_EXERCISE DETAILS_
Report, as a bare number, how many lines hold "caption".

[Figure record listings]
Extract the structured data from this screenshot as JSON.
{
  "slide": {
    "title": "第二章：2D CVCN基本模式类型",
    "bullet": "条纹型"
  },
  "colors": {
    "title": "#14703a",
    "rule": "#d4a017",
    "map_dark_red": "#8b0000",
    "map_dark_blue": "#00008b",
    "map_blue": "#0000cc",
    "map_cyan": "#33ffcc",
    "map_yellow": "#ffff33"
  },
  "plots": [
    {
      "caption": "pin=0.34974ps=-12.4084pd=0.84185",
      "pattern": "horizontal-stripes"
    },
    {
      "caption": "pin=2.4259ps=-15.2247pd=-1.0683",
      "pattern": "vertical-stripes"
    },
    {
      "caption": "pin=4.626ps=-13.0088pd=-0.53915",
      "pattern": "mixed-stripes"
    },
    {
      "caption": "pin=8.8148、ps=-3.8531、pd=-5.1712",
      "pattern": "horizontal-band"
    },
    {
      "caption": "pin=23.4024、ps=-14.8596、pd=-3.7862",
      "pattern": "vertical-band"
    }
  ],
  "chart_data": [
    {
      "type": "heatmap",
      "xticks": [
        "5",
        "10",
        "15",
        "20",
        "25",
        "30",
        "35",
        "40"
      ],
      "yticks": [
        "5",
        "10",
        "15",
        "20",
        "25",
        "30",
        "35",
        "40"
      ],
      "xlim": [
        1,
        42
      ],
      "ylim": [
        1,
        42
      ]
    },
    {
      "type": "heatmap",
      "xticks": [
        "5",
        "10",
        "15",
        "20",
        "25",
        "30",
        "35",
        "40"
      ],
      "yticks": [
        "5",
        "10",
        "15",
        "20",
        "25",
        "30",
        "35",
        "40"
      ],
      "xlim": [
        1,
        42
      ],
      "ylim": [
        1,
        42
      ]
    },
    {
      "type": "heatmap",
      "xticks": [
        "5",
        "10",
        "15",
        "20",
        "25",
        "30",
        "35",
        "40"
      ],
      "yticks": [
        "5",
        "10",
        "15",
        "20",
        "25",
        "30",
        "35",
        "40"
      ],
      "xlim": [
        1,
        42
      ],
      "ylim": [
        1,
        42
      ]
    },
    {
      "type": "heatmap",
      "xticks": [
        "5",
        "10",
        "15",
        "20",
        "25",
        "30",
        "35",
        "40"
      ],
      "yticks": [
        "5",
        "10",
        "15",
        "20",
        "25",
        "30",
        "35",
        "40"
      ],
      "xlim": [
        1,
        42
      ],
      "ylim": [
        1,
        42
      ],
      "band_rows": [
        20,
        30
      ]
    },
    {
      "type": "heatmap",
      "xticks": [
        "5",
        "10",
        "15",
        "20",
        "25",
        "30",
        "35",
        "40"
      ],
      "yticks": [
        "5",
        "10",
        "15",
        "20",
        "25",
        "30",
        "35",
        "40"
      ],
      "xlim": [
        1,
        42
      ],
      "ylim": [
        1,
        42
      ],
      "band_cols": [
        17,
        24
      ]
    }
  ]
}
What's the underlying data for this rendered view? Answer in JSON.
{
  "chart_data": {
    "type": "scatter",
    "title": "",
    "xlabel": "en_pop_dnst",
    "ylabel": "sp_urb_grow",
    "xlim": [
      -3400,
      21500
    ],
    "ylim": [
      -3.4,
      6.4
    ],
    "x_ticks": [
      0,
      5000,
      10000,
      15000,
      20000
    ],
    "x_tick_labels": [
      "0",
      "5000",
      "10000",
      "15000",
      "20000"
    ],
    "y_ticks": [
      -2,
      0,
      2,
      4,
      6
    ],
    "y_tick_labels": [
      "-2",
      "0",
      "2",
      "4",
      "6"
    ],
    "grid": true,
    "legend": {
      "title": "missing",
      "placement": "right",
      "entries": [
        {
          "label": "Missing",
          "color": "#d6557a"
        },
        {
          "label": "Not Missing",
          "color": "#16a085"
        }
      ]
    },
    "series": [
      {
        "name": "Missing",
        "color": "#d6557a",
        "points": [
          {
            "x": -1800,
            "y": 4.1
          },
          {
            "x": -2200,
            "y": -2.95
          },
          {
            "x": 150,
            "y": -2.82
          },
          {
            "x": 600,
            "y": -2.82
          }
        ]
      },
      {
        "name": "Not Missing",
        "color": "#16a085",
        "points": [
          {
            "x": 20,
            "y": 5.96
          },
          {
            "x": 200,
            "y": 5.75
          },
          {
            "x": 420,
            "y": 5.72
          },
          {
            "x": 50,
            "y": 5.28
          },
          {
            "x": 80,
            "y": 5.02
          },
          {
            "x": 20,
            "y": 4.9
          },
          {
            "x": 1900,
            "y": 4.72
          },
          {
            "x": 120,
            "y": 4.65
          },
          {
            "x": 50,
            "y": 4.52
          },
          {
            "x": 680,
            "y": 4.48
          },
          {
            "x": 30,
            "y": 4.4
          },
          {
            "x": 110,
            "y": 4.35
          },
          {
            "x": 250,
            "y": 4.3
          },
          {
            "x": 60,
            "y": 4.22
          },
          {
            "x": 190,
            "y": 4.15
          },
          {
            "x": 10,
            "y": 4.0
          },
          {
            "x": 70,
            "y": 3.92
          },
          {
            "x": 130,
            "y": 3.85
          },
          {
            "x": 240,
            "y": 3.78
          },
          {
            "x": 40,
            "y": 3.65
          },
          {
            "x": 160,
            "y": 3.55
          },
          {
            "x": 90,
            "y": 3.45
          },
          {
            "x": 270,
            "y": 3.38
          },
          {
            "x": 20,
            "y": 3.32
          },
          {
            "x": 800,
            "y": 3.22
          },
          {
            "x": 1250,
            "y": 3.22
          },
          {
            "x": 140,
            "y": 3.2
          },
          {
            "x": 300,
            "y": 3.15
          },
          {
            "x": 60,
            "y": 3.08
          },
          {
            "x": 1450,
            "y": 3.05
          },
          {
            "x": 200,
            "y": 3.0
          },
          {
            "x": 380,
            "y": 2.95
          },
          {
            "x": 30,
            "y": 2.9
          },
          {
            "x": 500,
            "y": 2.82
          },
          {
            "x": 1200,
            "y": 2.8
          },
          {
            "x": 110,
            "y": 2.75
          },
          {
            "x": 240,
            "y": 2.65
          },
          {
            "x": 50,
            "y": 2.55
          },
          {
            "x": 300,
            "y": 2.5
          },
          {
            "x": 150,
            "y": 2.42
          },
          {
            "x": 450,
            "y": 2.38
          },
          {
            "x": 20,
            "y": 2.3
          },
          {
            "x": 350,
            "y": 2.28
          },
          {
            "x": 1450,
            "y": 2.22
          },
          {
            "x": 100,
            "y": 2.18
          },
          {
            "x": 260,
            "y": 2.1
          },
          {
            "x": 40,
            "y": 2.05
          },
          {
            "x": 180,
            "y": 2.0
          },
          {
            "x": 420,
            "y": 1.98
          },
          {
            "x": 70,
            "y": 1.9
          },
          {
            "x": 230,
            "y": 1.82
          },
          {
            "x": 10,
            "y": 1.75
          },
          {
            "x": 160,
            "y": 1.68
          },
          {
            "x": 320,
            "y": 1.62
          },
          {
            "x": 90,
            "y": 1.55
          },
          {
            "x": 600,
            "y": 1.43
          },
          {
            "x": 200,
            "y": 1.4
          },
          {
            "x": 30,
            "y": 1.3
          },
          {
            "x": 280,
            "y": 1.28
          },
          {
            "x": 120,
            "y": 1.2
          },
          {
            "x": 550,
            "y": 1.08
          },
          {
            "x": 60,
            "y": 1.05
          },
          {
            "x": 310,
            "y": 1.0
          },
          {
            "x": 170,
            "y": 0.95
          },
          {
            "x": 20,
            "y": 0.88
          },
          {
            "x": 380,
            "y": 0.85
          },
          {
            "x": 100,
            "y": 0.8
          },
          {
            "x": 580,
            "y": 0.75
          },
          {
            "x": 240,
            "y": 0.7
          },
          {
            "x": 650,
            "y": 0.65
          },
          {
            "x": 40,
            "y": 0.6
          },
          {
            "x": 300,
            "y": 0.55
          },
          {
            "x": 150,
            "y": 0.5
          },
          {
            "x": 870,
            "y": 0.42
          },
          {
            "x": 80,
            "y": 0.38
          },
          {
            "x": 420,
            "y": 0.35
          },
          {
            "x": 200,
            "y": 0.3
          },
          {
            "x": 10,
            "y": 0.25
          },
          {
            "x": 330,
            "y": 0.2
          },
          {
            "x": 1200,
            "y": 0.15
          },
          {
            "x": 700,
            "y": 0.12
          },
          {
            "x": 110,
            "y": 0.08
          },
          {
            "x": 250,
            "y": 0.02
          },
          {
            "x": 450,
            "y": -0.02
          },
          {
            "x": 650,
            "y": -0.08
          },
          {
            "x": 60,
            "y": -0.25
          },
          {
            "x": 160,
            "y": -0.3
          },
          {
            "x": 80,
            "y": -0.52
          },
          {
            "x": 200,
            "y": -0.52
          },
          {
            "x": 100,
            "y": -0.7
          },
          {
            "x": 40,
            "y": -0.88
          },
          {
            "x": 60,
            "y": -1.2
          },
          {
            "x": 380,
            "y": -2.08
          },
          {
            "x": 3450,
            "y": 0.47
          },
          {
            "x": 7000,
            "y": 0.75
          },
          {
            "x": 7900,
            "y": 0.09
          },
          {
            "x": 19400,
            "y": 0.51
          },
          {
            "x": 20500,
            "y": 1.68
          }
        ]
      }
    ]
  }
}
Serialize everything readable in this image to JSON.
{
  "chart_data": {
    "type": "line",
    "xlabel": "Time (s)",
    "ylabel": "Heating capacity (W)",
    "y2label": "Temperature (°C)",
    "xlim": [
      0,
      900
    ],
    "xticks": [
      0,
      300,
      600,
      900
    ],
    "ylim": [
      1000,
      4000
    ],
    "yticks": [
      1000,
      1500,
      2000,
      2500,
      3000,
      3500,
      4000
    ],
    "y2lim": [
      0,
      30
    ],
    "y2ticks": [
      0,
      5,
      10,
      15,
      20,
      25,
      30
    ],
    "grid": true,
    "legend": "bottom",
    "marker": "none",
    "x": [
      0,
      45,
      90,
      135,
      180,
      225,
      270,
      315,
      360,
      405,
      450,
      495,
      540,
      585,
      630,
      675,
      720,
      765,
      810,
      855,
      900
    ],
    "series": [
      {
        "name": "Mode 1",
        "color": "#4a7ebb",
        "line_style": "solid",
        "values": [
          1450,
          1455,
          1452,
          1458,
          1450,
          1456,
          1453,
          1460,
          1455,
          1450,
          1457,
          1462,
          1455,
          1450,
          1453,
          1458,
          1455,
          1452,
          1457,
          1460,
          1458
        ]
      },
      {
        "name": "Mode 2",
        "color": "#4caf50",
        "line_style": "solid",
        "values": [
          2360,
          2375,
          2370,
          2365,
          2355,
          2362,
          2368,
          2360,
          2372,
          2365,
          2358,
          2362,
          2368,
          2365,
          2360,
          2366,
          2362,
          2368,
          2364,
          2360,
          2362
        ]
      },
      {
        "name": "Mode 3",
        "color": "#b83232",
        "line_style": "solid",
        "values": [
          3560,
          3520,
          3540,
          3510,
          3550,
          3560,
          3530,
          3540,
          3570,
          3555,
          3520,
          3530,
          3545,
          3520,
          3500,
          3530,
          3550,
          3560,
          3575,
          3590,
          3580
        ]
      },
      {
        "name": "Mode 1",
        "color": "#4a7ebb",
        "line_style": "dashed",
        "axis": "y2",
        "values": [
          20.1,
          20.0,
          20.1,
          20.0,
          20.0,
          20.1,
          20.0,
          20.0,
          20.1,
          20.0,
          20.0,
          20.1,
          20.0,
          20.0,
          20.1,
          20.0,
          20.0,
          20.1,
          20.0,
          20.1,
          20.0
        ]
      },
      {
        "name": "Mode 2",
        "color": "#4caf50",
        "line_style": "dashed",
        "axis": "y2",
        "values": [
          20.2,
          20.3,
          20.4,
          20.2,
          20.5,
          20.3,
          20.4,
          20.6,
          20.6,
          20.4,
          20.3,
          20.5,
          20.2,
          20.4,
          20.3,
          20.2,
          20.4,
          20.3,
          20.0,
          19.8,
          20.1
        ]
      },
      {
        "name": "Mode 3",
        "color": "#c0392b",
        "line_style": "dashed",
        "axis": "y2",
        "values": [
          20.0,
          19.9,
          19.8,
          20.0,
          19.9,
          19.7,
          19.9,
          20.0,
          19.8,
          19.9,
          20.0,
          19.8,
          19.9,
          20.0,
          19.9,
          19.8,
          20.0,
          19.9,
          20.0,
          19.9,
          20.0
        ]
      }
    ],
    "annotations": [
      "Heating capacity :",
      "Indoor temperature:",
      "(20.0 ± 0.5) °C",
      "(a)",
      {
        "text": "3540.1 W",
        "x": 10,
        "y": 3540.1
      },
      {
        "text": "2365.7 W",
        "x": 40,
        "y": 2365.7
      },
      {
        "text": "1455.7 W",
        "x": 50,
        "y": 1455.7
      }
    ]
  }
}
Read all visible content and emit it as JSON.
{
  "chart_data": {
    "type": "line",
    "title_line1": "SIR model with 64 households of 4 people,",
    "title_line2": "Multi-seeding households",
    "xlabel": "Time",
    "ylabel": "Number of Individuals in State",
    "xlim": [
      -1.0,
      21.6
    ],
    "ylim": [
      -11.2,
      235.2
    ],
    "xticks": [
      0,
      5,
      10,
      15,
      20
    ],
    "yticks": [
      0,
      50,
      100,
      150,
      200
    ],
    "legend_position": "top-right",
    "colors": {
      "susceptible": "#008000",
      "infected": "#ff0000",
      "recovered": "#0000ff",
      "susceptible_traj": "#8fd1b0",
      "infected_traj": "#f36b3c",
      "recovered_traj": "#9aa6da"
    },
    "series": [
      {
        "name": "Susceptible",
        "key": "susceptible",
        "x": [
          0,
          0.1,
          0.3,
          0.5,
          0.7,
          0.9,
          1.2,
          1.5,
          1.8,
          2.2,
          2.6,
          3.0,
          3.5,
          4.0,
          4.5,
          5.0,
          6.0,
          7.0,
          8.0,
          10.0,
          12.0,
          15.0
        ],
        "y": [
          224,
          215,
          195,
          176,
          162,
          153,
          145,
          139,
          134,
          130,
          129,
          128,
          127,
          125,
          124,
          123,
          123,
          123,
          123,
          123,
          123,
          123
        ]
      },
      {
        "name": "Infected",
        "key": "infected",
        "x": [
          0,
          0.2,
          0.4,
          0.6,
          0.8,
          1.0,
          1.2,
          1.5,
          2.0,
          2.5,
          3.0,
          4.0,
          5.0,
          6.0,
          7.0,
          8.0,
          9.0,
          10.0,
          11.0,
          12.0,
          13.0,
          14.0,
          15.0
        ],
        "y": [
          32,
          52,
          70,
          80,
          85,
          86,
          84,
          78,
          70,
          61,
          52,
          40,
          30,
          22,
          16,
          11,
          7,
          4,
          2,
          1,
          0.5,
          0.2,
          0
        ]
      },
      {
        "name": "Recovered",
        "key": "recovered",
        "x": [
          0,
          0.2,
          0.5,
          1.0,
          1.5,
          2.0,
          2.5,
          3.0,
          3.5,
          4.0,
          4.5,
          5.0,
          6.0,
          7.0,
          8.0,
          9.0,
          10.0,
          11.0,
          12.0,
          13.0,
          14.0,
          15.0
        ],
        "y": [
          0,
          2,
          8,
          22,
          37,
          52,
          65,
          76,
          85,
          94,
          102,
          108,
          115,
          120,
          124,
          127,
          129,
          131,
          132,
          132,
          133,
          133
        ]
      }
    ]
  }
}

_OUTPUT_
5